**The records:**
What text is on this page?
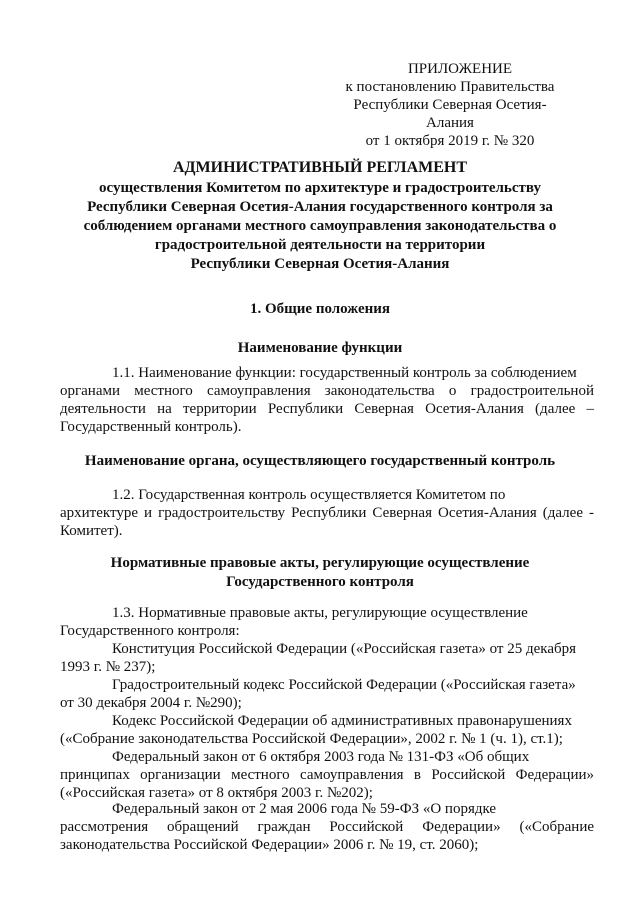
ПРИЛОЖЕНИЕ
к постановлению Правительства
Республики Северная Осетия-Алания
от 1 октября 2019 г. № 320
АДМИНИСТРАТИВНЫЙ РЕГЛАМЕНТ
осуществления Комитетом по архитектуре и градостроительству
Республики Северная Осетия-Алания государственного контроля за
соблюдением органами местного самоуправления законодательства о
градостроительной деятельности на территории
Республики Северная Осетия-Алания
1. Общие положения
Наименование функции
1.1. Наименование функции: государственный контроль за соблюдением
органами местного самоуправления законодательства о градостроительной деятельности на территории Республики Северная Осетия-Алания (далее – Государственный контроль).
Наименование органа, осуществляющего государственный контроль
1.2. Государственная контроль осуществляется Комитетом по
архитектуре и градостроительству Республики Северная Осетия-Алания (далее - Комитет).
Нормативные правовые акты, регулирующие осуществление
Государственного контроля
1.3. Нормативные правовые акты, регулирующие осуществление
Государственного контроля:
Конституция Российской Федерации («Российская газета» от 25 декабря
1993 г. № 237);
Градостроительный кодекс Российской Федерации («Российская газета»
от 30 декабря 2004 г. №290);
Кодекс Российской Федерации об административных правонарушениях
(«Собрание законодательства Российской Федерации», 2002 г. № 1 (ч. 1), ст.1);
Федеральный закон от 6 октября 2003 года № 131-ФЗ «Об общих
принципах организации местного самоуправления в Российской Федерации» («Российская газета» от 8 октября 2003 г. №202);
Федеральный закон от 2 мая 2006 года № 59-ФЗ «О порядке
рассмотрения обращений граждан Российской Федерации» («Собрание законодательства Российской Федерации» 2006 г. № 19, ст. 2060);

**Instructions to follow:** Look through the lines above and collect those with the word "правовые".

**Task output:**
Нормативные правовые акты, регулирующие осуществление
1.3. Нормативные правовые акты, регулирующие осуществление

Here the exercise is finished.